#### [Source excerpt]
--- begin ---
First, we will prove the minimal tree of $ln{\mathcal{T}}_f\left(T\right)$ is $S_{d,n-d}$ or $S_n$. Let $\left|p\right(T\left)\right|$ represent the sum of pendent vertices in T. If $\left|p\right(T\left)\right|=n-2$ or $n-1$, then T can only be the double star $S_{r,n-r}$ or star $S_n$, where $2\le r\le \lfloor {\displaystyle \frac{n}{2}}\rfloor$. Thus, we assume that $\left|p\right(T\left)\right|\le n-3$ for the rest of the proof.

Assuming that $T_0$ is a new tree obtained by removing all pendent vertices from T, we have $|V\left(T_0\right)|=n-|p\left(T\right)|\ge 3$, and $d_T\left(v\right)\ge 2$ for any $v\in V\left(T_0\right)$. Now, consider two edges, and suppose that $\left\{uv\right\}$ and $\left\{vw\right\}$, such that $\{uv,vw\}\subseteq E\left(T\right)$. Without loss of generality, let $d_T\left(u\right)\ge d_T\left(v\right)$. By Transformation 2, a new tree $T^{\prime }$ is generated from T, such that $|p\left(T^{\prime }\right)|-|p\left(T\right)|=1$. According to Lemma 9, we have $ln{\mathcal{T}}_f\left(T\right)<ln{\mathcal{T}}_f\left(T^{\prime }\right)$.
--- end ---
#### [Recorded data]
--- begin ---
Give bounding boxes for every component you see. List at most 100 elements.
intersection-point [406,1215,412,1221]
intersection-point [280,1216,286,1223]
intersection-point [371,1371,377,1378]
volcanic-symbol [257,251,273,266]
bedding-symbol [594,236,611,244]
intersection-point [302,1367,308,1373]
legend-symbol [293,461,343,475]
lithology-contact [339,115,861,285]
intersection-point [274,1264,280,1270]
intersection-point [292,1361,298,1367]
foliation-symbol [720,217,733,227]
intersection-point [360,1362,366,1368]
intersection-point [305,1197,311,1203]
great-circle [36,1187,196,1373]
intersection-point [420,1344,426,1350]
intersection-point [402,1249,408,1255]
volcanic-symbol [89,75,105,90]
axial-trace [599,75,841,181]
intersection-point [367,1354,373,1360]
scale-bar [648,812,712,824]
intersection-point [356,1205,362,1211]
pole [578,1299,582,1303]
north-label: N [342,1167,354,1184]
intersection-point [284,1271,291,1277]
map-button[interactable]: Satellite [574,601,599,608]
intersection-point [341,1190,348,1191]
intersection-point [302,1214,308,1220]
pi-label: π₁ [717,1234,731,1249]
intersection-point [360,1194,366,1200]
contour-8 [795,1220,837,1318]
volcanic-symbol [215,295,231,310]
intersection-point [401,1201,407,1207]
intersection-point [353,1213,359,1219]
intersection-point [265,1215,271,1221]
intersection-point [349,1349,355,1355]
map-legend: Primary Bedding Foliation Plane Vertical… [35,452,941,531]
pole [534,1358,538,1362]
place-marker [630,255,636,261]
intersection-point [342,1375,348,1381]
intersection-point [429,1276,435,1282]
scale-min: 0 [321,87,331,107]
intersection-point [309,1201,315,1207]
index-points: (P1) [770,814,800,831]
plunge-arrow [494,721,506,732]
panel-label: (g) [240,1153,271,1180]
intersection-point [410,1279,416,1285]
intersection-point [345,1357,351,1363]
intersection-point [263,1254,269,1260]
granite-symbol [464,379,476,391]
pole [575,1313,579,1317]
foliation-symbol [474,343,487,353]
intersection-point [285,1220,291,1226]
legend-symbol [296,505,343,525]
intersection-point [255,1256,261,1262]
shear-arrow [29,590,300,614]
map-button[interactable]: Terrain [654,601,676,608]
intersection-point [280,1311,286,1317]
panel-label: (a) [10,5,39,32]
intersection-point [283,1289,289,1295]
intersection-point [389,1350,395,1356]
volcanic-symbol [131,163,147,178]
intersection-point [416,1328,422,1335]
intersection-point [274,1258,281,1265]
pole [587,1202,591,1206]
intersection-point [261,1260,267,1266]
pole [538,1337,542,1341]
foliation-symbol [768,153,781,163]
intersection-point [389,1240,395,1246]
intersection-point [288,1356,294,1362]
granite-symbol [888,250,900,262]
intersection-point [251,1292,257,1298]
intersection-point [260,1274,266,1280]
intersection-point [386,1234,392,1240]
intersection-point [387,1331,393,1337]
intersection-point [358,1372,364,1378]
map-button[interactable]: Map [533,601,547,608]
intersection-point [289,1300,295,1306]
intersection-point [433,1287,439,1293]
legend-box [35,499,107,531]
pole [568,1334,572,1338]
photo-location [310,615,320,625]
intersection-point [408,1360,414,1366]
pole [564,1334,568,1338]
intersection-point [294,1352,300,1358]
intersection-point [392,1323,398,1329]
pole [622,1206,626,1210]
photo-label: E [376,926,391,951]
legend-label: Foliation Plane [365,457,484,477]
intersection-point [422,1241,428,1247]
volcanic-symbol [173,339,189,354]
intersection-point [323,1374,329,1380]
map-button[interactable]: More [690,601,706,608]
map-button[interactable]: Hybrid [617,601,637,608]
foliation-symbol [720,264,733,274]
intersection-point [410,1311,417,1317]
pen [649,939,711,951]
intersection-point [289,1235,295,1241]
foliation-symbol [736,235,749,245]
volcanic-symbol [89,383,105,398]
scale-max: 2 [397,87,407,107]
--- end ---
Please answer from the proof excerpt: when T has n−2 or n−1 pendent vertices, which trees can T be?

#### [Full answer]
T can only be the double star S_{r,n−r}, where 2 ≤ r ≤ ⌊n/2⌋, or the star S_n.